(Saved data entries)
============
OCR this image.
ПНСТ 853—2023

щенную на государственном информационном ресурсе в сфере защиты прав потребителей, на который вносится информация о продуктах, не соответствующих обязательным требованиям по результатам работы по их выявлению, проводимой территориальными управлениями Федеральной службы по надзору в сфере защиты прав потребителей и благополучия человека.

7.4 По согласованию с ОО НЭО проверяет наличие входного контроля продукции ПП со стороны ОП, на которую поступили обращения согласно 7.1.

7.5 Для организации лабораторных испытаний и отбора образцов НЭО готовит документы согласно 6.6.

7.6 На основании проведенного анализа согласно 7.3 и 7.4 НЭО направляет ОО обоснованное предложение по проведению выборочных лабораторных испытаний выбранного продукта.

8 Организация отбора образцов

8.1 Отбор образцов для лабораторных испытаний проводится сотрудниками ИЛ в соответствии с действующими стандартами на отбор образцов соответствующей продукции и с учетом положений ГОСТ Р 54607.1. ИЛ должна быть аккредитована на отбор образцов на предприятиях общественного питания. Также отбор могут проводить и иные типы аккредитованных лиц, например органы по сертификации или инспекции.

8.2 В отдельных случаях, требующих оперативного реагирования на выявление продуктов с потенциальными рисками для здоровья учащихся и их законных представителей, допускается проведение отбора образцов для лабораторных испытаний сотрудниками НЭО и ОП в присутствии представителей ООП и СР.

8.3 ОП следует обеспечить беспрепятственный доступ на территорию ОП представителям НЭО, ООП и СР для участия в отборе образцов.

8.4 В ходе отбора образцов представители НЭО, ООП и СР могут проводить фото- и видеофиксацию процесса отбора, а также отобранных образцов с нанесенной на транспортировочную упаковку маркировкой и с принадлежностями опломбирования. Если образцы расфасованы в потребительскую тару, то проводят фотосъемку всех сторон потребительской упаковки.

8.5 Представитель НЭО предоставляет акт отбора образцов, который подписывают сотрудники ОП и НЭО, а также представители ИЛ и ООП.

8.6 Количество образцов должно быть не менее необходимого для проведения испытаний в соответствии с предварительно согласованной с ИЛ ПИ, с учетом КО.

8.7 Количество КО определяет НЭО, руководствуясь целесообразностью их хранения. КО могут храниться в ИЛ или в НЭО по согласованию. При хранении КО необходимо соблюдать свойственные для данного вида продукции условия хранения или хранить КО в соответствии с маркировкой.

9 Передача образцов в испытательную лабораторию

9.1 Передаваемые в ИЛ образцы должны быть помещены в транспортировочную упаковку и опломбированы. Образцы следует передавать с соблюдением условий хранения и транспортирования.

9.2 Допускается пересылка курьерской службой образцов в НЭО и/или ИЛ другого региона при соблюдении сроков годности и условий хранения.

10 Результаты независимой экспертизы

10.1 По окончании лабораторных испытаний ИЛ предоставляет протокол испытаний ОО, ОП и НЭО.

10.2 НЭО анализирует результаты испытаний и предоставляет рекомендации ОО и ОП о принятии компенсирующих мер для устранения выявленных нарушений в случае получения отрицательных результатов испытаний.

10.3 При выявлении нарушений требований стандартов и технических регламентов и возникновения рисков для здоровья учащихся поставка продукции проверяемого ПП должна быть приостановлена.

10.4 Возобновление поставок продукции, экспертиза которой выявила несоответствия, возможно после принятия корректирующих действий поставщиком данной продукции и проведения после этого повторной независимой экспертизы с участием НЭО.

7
============
Exercise aim >> Extract every line above exactly as it stands.

Response to the task >>
OCR this image.
ПНСТ 853—2023

щенную на государственном информационном ресурсе в сфере защиты прав потребителей, на который вносится информация о продуктах, не соответствующих обязательным требованиям по результатам работы по их выявлению, проводимой территориальными управлениями Федеральной службы по надзору в сфере защиты прав потребителей и благополучия человека.

7.4 По согласованию с ОО НЭО проверяет наличие входного контроля продукции ПП со стороны ОП, на которую поступили обращения согласно 7.1.

7.5 Для организации лабораторных испытаний и отбора образцов НЭО готовит документы согласно 6.6.

7.6 На основании проведенного анализа согласно 7.3 и 7.4 НЭО направляет ОО обоснованное предложение по проведению выборочных лабораторных испытаний выбранного продукта.

8 Организация отбора образцов

8.1 Отбор образцов для лабораторных испытаний проводится сотрудниками ИЛ в соответствии с действующими стандартами на отбор образцов соответствующей продукции и с учетом положений ГОСТ Р 54607.1. ИЛ должна быть аккредитована на отбор образцов на предприятиях общественного питания. Также отбор могут проводить и иные типы аккредитованных лиц, например органы по сертификации или инспекции.

8.2 В отдельных случаях, требующих оперативного реагирования на выявление продуктов с потенциальными рисками для здоровья учащихся и их законных представителей, допускается проведение отбора образцов для лабораторных испытаний сотрудниками НЭО и ОП в присутствии представителей ООП и СР.

8.3 ОП следует обеспечить беспрепятственный доступ на территорию ОП представителям НЭО, ООП и СР для участия в отборе образцов.

8.4 В ходе отбора образцов представители НЭО, ООП и СР могут проводить фото- и видеофиксацию процесса отбора, а также отобранных образцов с нанесенной на транспортировочную упаковку маркировкой и с принадлежностями опломбирования. Если образцы расфасованы в потребительскую тару, то проводят фотосъемку всех сторон потребительской упаковки.

8.5 Представитель НЭО предоставляет акт отбора образцов, который подписывают сотрудники ОП и НЭО, а также представители ИЛ и ООП.

8.6 Количество образцов должно быть не менее необходимого для проведения испытаний в соответствии с предварительно согласованной с ИЛ ПИ, с учетом КО.

8.7 Количество КО определяет НЭО, руководствуясь целесообразностью их хранения. КО могут храниться в ИЛ или в НЭО по согласованию. При хранении КО необходимо соблюдать свойственные для данного вида продукции условия хранения или хранить КО в соответствии с маркировкой.

9 Передача образцов в испытательную лабораторию

9.1 Передаваемые в ИЛ образцы должны быть помещены в транспортировочную упаковку и опломбированы. Образцы следует передавать с соблюдением условий хранения и транспортирования.

9.2 Допускается пересылка курьерской службой образцов в НЭО и/или ИЛ другого региона при соблюдении сроков годности и условий хранения.

10 Результаты независимой экспертизы

10.1 По окончании лабораторных испытаний ИЛ предоставляет протокол испытаний ОО, ОП и НЭО.

10.2 НЭО анализирует результаты испытаний и предоставляет рекомендации ОО и ОП о принятии компенсирующих мер для устранения выявленных нарушений в случае получения отрицательных результатов испытаний.

10.3 При выявлении нарушений требований стандартов и технических регламентов и возникновения рисков для здоровья учащихся поставка продукции проверяемого ПП должна быть приостановлена.

10.4 Возобновление поставок продукции, экспертиза которой выявила несоответствия, возможно после принятия корректирующих действий поставщиком данной продукции и проведения после этого повторной независимой экспертизы с участием НЭО.

7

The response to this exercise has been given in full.